● EXTRACTED DATA:

----

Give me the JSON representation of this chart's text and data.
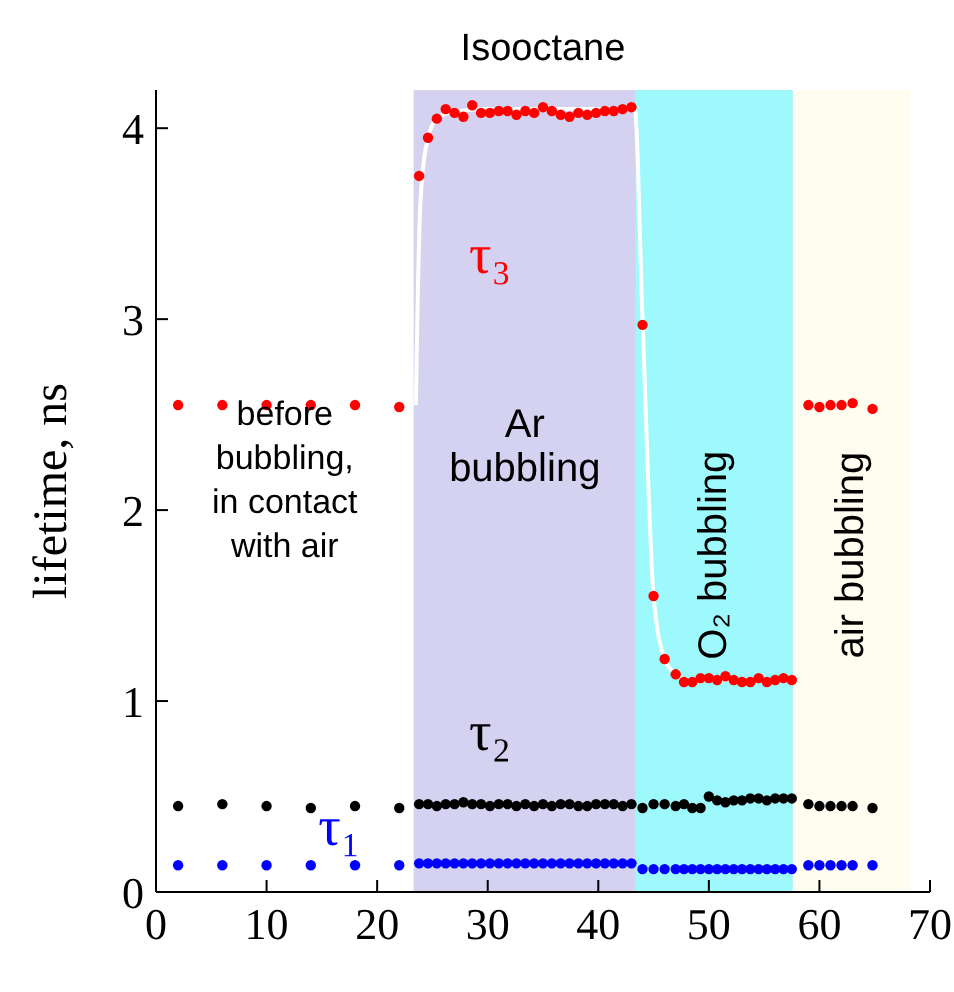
{
  "chart_data": {
    "type": "scatter",
    "title": "Isooctane",
    "ylabel": "lifetime, ns",
    "x": [
      2,
      6,
      10,
      14,
      18,
      22,
      23.8,
      24.6,
      25.4,
      26.2,
      27,
      27.8,
      28.6,
      29.4,
      30.2,
      31,
      31.8,
      32.6,
      33.4,
      34.2,
      35,
      35.8,
      36.6,
      37.4,
      38.2,
      39,
      39.8,
      40.6,
      41.4,
      42.2,
      43,
      44,
      45,
      46,
      47,
      47.75,
      48.5,
      49.25,
      50,
      50.75,
      51.5,
      52.25,
      53,
      53.75,
      54.5,
      55.25,
      56,
      56.75,
      57.5,
      59,
      60,
      61,
      62,
      63,
      64.8
    ],
    "series": [
      {
        "name": "τ₃",
        "color": "#ff0000",
        "values": [
          2.55,
          2.55,
          2.55,
          2.55,
          2.55,
          2.54,
          3.75,
          3.95,
          4.05,
          4.1,
          4.08,
          4.06,
          4.12,
          4.08,
          4.08,
          4.09,
          4.09,
          4.07,
          4.09,
          4.08,
          4.11,
          4.09,
          4.07,
          4.06,
          4.08,
          4.07,
          4.08,
          4.09,
          4.09,
          4.1,
          4.11,
          2.97,
          1.55,
          1.22,
          1.14,
          1.1,
          1.1,
          1.12,
          1.12,
          1.11,
          1.13,
          1.11,
          1.1,
          1.1,
          1.12,
          1.1,
          1.11,
          1.12,
          1.11,
          2.55,
          2.54,
          2.55,
          2.55,
          2.56,
          2.53
        ]
      },
      {
        "name": "τ₂",
        "color": "#000000",
        "values": [
          0.45,
          0.46,
          0.45,
          0.44,
          0.45,
          0.44,
          0.46,
          0.46,
          0.45,
          0.46,
          0.46,
          0.47,
          0.46,
          0.46,
          0.45,
          0.46,
          0.46,
          0.45,
          0.46,
          0.45,
          0.46,
          0.45,
          0.46,
          0.46,
          0.45,
          0.45,
          0.46,
          0.46,
          0.46,
          0.45,
          0.46,
          0.44,
          0.46,
          0.46,
          0.45,
          0.46,
          0.44,
          0.44,
          0.5,
          0.48,
          0.47,
          0.48,
          0.48,
          0.49,
          0.49,
          0.48,
          0.49,
          0.49,
          0.49,
          0.46,
          0.45,
          0.45,
          0.45,
          0.45,
          0.44
        ]
      },
      {
        "name": "τ₁",
        "color": "#0000ff",
        "values": [
          0.14,
          0.14,
          0.14,
          0.14,
          0.14,
          0.14,
          0.15,
          0.15,
          0.15,
          0.15,
          0.15,
          0.15,
          0.15,
          0.15,
          0.15,
          0.15,
          0.15,
          0.15,
          0.15,
          0.15,
          0.15,
          0.15,
          0.15,
          0.15,
          0.15,
          0.15,
          0.15,
          0.15,
          0.15,
          0.15,
          0.15,
          0.12,
          0.12,
          0.12,
          0.12,
          0.12,
          0.12,
          0.12,
          0.12,
          0.12,
          0.12,
          0.12,
          0.12,
          0.12,
          0.12,
          0.12,
          0.12,
          0.12,
          0.12,
          0.14,
          0.14,
          0.14,
          0.14,
          0.14,
          0.14
        ]
      },
      {
        "type": "line",
        "marker": "none",
        "color": "#ffffff",
        "x": [
          23.5,
          23.9,
          24.6,
          25.4,
          26.5,
          30,
          43.3,
          44,
          45,
          46,
          47,
          48,
          50,
          57.7
        ],
        "values": [
          2.55,
          3.6,
          3.95,
          4.05,
          4.08,
          4.1,
          4.1,
          3.0,
          1.55,
          1.22,
          1.14,
          1.11,
          1.11,
          1.11
        ]
      }
    ],
    "bands": [
      {
        "axis": "x",
        "from": 23.3,
        "to": 43.4,
        "label": "Ar bubbling",
        "color": "#d4d2f0"
      },
      {
        "axis": "x",
        "from": 43.4,
        "to": 57.6,
        "label": "O₂ bubbling",
        "color": "#9ef9fc"
      },
      {
        "axis": "x",
        "from": 57.6,
        "to": 68.2,
        "label": "air bubbling",
        "color": "#fffdf0"
      }
    ],
    "annotations": [
      "before bubbling, in contact with air"
    ],
    "xlim": [
      0,
      70
    ],
    "xticks": [
      0,
      10,
      20,
      30,
      40,
      50,
      60,
      70
    ],
    "ylim": [
      0,
      4.2
    ],
    "yticks": [
      0,
      1,
      2,
      3,
      4
    ],
    "marker": "circle",
    "legend": false,
    "grid": false
  }
}
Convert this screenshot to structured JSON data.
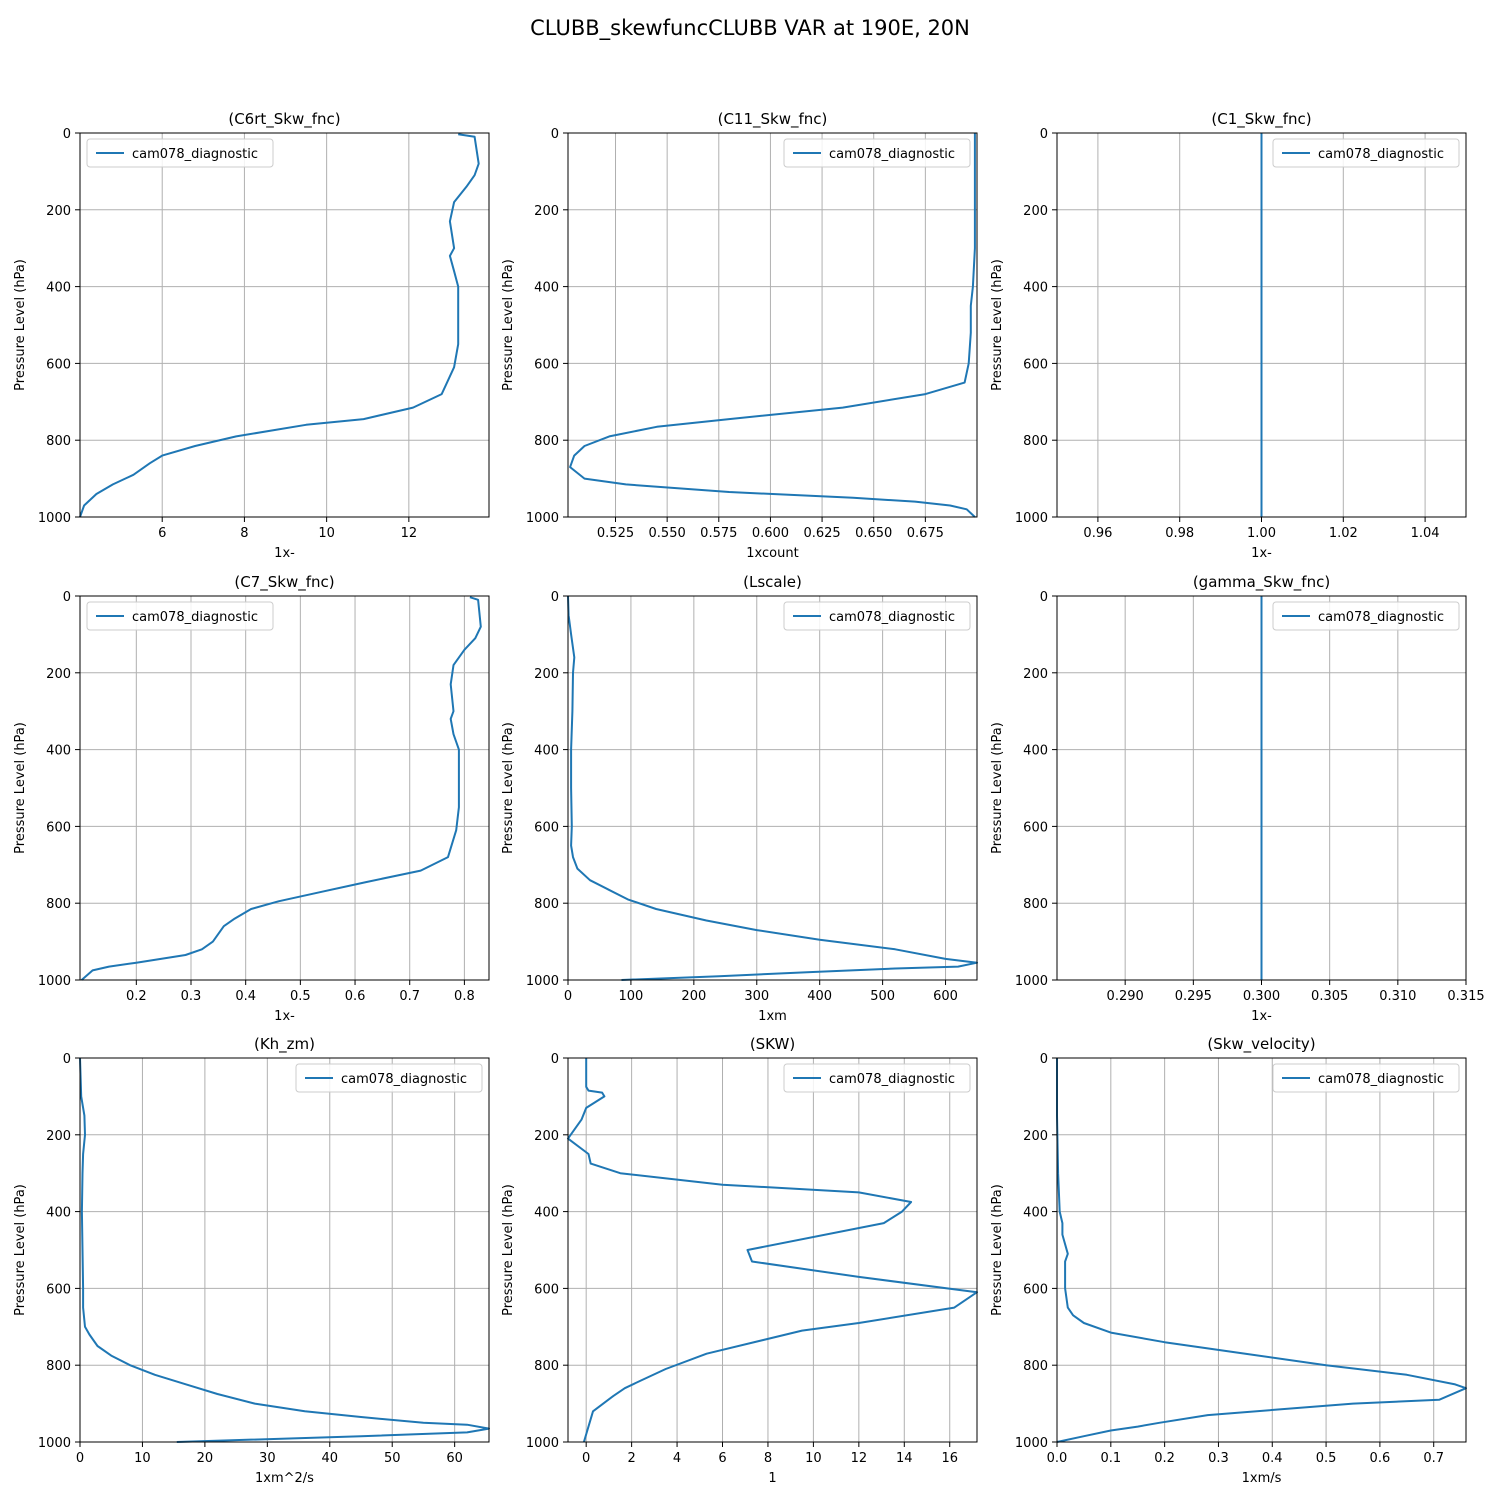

----

Go through the entries and return each line where the word "JSON" appears.

● EXERCISE RESULT:
Give me the JSON representation of this chart's text and data.
Convert this screenshot to structured JSON data.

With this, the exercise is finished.